'''

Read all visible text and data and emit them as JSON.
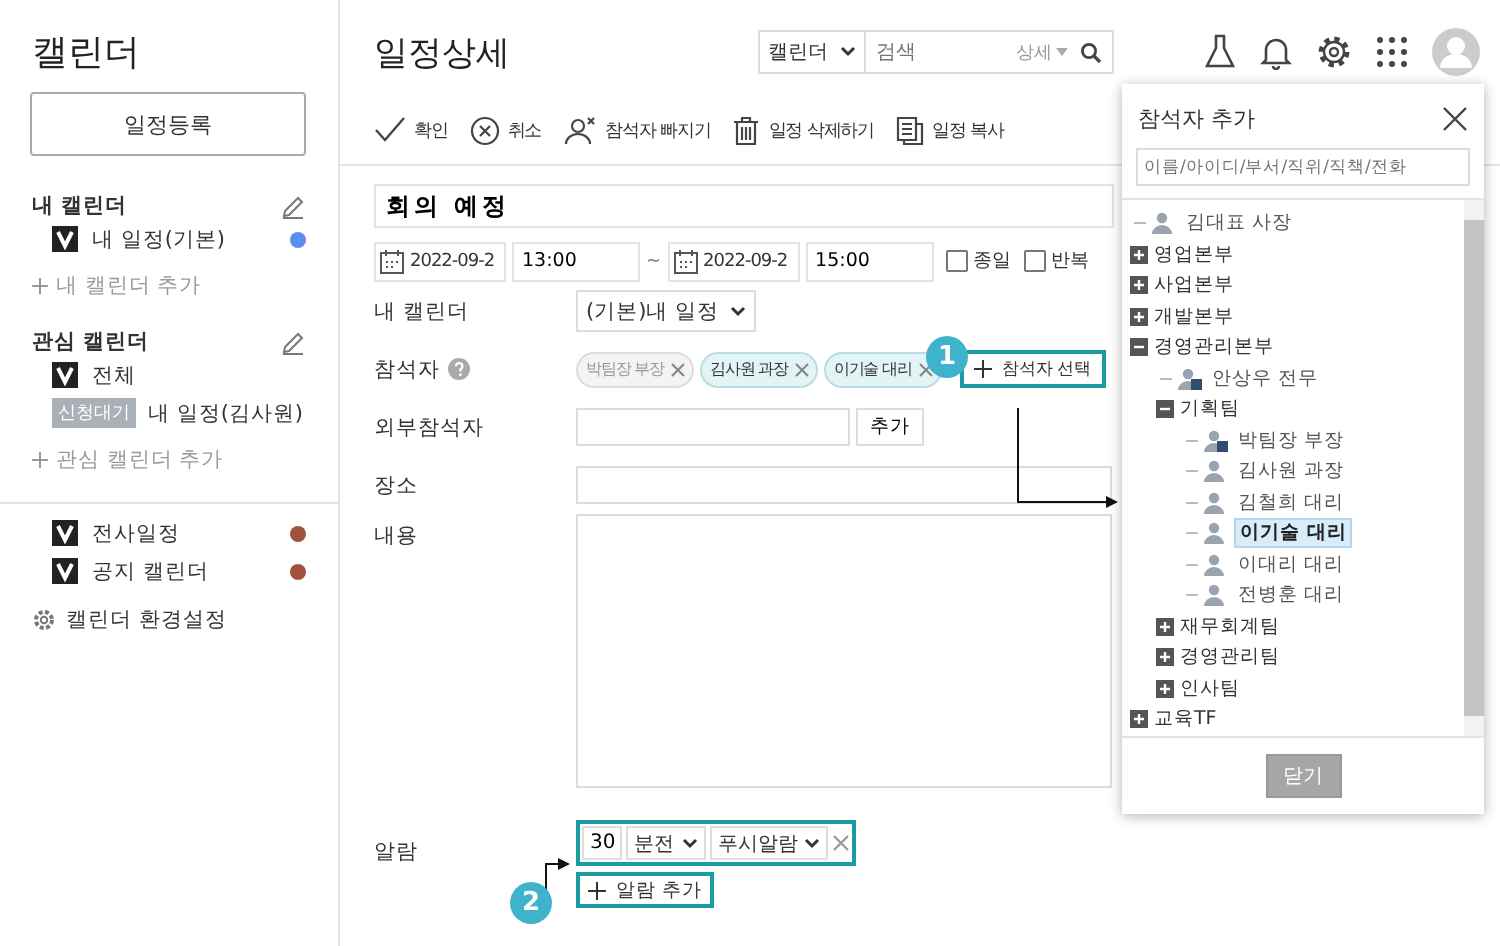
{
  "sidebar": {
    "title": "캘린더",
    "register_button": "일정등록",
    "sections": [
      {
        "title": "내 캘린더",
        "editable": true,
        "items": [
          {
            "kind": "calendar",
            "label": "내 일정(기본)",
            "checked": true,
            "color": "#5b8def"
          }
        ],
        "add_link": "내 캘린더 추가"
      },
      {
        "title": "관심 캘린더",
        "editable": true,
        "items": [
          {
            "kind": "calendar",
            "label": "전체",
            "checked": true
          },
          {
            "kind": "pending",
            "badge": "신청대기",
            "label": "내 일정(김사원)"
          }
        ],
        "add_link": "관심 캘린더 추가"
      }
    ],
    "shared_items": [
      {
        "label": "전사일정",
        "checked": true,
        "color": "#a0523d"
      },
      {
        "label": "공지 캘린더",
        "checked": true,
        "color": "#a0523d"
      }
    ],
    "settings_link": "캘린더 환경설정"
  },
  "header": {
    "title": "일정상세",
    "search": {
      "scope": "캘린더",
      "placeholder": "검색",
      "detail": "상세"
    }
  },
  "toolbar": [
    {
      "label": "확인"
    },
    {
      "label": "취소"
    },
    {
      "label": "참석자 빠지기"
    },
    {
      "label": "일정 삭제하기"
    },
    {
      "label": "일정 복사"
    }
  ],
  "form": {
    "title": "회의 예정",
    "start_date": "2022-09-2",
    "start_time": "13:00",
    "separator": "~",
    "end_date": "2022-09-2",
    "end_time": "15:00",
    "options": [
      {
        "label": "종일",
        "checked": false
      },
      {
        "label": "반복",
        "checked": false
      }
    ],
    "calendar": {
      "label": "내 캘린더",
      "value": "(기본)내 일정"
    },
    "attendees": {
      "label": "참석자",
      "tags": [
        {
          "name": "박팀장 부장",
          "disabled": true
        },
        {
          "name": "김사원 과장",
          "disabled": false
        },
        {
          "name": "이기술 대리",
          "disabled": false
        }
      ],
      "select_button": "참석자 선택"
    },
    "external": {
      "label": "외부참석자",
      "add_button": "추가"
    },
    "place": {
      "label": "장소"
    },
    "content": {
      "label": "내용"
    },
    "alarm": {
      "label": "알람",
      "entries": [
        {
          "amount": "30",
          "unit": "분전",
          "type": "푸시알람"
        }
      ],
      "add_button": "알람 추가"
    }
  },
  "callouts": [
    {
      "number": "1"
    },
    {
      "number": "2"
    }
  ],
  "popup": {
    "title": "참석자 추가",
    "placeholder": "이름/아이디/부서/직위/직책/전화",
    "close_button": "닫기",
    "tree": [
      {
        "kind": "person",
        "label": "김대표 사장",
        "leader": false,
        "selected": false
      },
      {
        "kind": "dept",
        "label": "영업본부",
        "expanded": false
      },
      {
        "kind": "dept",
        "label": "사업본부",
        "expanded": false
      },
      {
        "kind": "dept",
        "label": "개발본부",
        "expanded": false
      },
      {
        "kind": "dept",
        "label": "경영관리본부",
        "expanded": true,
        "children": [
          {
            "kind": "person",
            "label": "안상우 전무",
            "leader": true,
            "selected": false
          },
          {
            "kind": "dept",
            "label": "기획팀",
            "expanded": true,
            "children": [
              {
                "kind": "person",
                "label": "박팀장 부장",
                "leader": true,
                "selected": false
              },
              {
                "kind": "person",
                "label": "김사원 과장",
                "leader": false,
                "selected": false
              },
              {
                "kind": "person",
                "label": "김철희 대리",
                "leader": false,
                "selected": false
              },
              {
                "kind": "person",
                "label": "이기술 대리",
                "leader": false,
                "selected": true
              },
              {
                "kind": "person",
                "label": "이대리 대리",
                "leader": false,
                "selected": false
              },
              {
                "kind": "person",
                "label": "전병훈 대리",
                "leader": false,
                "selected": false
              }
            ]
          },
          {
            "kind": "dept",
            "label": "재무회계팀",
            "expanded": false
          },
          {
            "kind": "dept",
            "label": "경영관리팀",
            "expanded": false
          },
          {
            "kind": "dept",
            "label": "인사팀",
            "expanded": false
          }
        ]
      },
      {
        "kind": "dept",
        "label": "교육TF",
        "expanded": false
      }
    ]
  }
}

'''
'''

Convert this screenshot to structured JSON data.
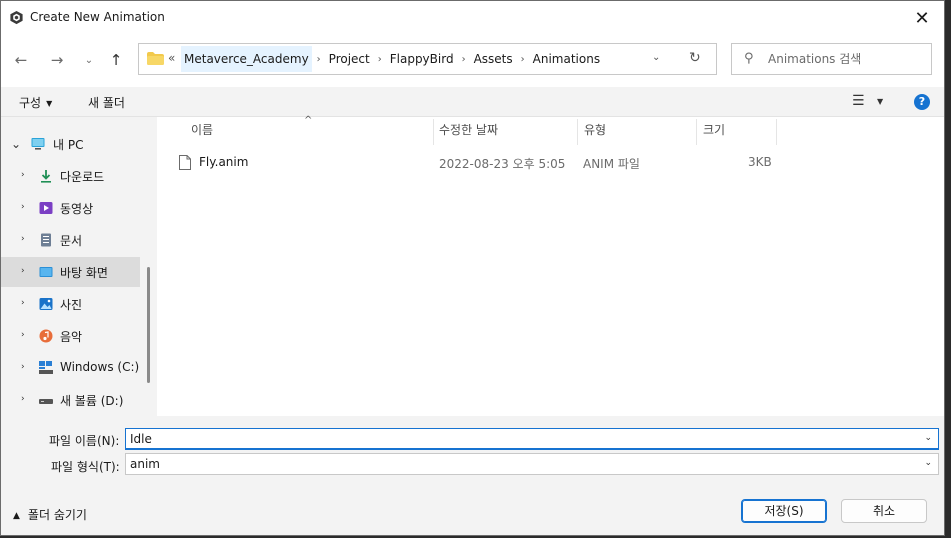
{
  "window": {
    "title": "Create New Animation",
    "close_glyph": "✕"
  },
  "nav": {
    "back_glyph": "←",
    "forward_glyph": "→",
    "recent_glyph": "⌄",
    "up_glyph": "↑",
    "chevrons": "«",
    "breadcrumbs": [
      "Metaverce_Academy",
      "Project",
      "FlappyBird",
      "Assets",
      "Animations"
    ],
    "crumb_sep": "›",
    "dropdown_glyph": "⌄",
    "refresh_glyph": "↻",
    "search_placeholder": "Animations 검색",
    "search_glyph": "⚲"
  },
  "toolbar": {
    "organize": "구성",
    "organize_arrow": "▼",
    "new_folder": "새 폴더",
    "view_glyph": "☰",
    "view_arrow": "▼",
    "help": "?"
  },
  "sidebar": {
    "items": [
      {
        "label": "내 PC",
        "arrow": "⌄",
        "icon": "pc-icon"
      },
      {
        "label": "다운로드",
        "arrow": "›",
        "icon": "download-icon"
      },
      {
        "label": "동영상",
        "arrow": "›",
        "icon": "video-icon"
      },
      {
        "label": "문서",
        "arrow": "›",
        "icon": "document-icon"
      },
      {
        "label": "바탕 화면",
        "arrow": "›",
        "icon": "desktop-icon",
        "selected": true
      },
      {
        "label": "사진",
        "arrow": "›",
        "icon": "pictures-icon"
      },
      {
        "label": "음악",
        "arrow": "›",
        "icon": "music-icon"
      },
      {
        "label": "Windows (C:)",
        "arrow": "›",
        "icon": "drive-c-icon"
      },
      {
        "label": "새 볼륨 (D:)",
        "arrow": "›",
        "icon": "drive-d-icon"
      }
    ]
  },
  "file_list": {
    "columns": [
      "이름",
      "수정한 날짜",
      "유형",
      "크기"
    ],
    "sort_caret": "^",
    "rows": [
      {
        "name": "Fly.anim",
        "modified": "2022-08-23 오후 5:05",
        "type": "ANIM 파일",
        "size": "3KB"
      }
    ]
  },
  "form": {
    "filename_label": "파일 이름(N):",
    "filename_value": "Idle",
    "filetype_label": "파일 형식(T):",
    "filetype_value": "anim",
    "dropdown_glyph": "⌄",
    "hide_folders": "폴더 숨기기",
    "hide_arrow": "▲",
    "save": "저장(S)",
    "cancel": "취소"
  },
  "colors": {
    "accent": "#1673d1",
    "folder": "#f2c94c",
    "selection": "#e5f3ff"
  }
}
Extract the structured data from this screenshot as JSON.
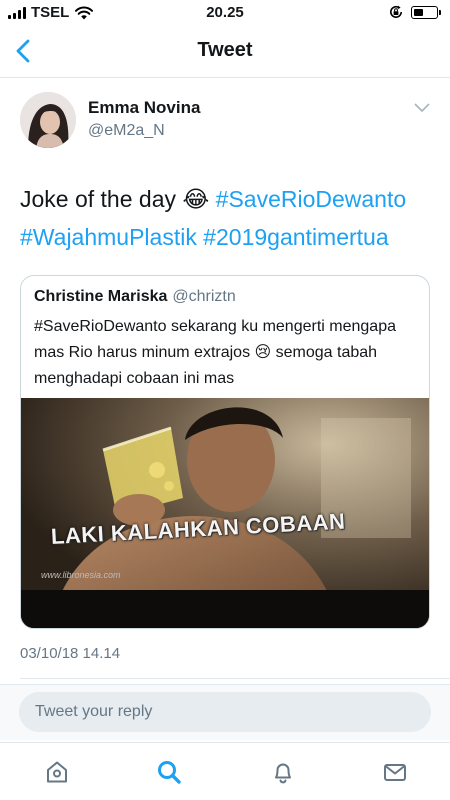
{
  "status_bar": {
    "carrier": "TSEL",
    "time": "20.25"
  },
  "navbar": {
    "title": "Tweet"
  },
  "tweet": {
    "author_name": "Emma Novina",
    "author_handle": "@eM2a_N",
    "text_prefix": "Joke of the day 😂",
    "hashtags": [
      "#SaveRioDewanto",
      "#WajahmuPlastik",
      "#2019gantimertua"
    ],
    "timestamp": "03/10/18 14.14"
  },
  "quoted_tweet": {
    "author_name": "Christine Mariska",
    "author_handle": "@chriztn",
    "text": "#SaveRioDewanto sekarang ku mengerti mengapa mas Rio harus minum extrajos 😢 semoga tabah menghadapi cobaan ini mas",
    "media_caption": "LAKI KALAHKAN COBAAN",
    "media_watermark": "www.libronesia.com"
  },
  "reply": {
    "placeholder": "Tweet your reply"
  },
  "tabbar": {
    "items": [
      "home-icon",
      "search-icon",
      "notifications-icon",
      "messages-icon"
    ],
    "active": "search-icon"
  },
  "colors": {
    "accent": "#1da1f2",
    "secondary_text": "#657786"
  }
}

'''

» What is needed
Read through the entries and copy every line that includes "SaveRioDewanto".

» Solution below
      "#SaveRioDewanto",
    "text": "#SaveRioDewanto sekarang ku mengerti mengapa mas Rio harus minum extrajos 😢 semoga tabah menghadapi cobaan ini mas",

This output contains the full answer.